[start of Provided records]
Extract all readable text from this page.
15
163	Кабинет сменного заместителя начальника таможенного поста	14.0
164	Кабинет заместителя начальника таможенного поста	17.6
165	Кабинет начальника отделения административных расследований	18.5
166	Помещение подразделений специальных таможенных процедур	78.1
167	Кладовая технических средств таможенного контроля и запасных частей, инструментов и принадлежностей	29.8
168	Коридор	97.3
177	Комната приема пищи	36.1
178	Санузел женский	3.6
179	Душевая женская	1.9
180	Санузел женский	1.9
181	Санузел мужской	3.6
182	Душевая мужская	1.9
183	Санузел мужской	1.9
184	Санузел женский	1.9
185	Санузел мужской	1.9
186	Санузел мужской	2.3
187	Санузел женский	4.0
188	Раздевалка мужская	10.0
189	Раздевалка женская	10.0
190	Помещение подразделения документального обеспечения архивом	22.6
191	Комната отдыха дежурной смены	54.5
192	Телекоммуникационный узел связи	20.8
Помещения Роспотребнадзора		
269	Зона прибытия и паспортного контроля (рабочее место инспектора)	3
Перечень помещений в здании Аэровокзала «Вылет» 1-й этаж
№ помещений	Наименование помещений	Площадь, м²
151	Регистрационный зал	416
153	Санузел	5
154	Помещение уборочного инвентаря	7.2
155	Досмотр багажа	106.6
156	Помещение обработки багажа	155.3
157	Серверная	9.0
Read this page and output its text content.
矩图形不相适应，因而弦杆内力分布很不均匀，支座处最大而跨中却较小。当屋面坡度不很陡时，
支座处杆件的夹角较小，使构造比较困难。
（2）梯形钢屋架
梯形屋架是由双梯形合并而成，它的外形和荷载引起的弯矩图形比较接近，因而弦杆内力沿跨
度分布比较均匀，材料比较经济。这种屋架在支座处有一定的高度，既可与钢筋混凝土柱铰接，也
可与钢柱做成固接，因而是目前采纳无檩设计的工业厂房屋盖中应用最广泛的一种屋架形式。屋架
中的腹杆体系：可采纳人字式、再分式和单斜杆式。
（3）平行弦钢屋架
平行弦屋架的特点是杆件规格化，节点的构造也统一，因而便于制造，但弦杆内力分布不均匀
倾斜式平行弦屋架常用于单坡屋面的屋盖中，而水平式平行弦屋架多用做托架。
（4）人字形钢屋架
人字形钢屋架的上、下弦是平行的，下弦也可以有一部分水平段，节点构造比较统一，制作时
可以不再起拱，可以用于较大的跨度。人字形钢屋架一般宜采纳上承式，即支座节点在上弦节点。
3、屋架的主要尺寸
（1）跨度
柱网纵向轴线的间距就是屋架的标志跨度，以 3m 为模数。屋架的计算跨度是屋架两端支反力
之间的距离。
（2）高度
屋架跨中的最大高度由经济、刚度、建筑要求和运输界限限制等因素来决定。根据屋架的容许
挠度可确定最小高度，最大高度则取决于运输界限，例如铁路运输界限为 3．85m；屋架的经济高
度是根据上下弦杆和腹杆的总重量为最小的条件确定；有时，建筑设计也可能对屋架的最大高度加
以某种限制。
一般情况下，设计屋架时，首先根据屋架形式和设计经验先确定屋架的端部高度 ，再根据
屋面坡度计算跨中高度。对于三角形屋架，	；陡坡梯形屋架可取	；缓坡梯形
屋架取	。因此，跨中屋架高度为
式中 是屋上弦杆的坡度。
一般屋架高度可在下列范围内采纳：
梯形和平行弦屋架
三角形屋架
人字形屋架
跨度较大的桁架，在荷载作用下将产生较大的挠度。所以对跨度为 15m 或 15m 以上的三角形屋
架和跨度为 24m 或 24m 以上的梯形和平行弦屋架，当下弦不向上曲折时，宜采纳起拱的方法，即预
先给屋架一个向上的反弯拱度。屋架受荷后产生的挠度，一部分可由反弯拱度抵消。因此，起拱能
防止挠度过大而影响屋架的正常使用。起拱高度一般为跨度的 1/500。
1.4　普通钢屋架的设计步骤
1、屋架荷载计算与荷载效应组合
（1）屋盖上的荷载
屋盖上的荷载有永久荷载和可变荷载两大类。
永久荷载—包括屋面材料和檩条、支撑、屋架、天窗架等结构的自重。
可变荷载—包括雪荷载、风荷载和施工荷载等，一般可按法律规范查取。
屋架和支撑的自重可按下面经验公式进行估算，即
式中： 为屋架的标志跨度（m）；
[end of Provided records]
▸ **The problem**
Repeat the entries shown above, every one, word for word.

▸ **Output for this task**
Extract all readable text from this page.
15
163	Кабинет сменного заместителя начальника таможенного поста	14.0
164	Кабинет заместителя начальника таможенного поста	17.6
165	Кабинет начальника отделения административных расследований	18.5
166	Помещение подразделений специальных таможенных процедур	78.1
167	Кладовая технических средств таможенного контроля и запасных частей, инструментов и принадлежностей	29.8
168	Коридор	97.3
177	Комната приема пищи	36.1
178	Санузел женский	3.6
179	Душевая женская	1.9
180	Санузел женский	1.9
181	Санузел мужской	3.6
182	Душевая мужская	1.9
183	Санузел мужской	1.9
184	Санузел женский	1.9
185	Санузел мужской	1.9
186	Санузел мужской	2.3
187	Санузел женский	4.0
188	Раздевалка мужская	10.0
189	Раздевалка женская	10.0
190	Помещение подразделения документального обеспечения архивом	22.6
191	Комната отдыха дежурной смены	54.5
192	Телекоммуникационный узел связи	20.8
Помещения Роспотребнадзора		
269	Зона прибытия и паспортного контроля (рабочее место инспектора)	3
Перечень помещений в здании Аэровокзала «Вылет» 1-й этаж
№ помещений	Наименование помещений	Площадь, м²
151	Регистрационный зал	416
153	Санузел	5
154	Помещение уборочного инвентаря	7.2
155	Досмотр багажа	106.6
156	Помещение обработки багажа	155.3
157	Серверная	9.0
Read this page and output its text content.
矩图形不相适应，因而弦杆内力分布很不均匀，支座处最大而跨中却较小。当屋面坡度不很陡时，
支座处杆件的夹角较小，使构造比较困难。
（2）梯形钢屋架
梯形屋架是由双梯形合并而成，它的外形和荷载引起的弯矩图形比较接近，因而弦杆内力沿跨
度分布比较均匀，材料比较经济。这种屋架在支座处有一定的高度，既可与钢筋混凝土柱铰接，也
可与钢柱做成固接，因而是目前采纳无檩设计的工业厂房屋盖中应用最广泛的一种屋架形式。屋架
中的腹杆体系：可采纳人字式、再分式和单斜杆式。
（3）平行弦钢屋架
平行弦屋架的特点是杆件规格化，节点的构造也统一，因而便于制造，但弦杆内力分布不均匀
倾斜式平行弦屋架常用于单坡屋面的屋盖中，而水平式平行弦屋架多用做托架。
（4）人字形钢屋架
人字形钢屋架的上、下弦是平行的，下弦也可以有一部分水平段，节点构造比较统一，制作时
可以不再起拱，可以用于较大的跨度。人字形钢屋架一般宜采纳上承式，即支座节点在上弦节点。
3、屋架的主要尺寸
（1）跨度
柱网纵向轴线的间距就是屋架的标志跨度，以 3m 为模数。屋架的计算跨度是屋架两端支反力
之间的距离。
（2）高度
屋架跨中的最大高度由经济、刚度、建筑要求和运输界限限制等因素来决定。根据屋架的容许
挠度可确定最小高度，最大高度则取决于运输界限，例如铁路运输界限为 3．85m；屋架的经济高
度是根据上下弦杆和腹杆的总重量为最小的条件确定；有时，建筑设计也可能对屋架的最大高度加
以某种限制。
一般情况下，设计屋架时，首先根据屋架形式和设计经验先确定屋架的端部高度 ，再根据
屋面坡度计算跨中高度。对于三角形屋架，	；陡坡梯形屋架可取	；缓坡梯形
屋架取	。因此，跨中屋架高度为
式中 是屋上弦杆的坡度。
一般屋架高度可在下列范围内采纳：
梯形和平行弦屋架
三角形屋架
人字形屋架
跨度较大的桁架，在荷载作用下将产生较大的挠度。所以对跨度为 15m 或 15m 以上的三角形屋
架和跨度为 24m 或 24m 以上的梯形和平行弦屋架，当下弦不向上曲折时，宜采纳起拱的方法，即预
先给屋架一个向上的反弯拱度。屋架受荷后产生的挠度，一部分可由反弯拱度抵消。因此，起拱能
防止挠度过大而影响屋架的正常使用。起拱高度一般为跨度的 1/500。
1.4　普通钢屋架的设计步骤
1、屋架荷载计算与荷载效应组合
（1）屋盖上的荷载
屋盖上的荷载有永久荷载和可变荷载两大类。
永久荷载—包括屋面材料和檩条、支撑、屋架、天窗架等结构的自重。
可变荷载—包括雪荷载、风荷载和施工荷载等，一般可按法律规范查取。
屋架和支撑的自重可按下面经验公式进行估算，即
式中： 为屋架的标志跨度（m）；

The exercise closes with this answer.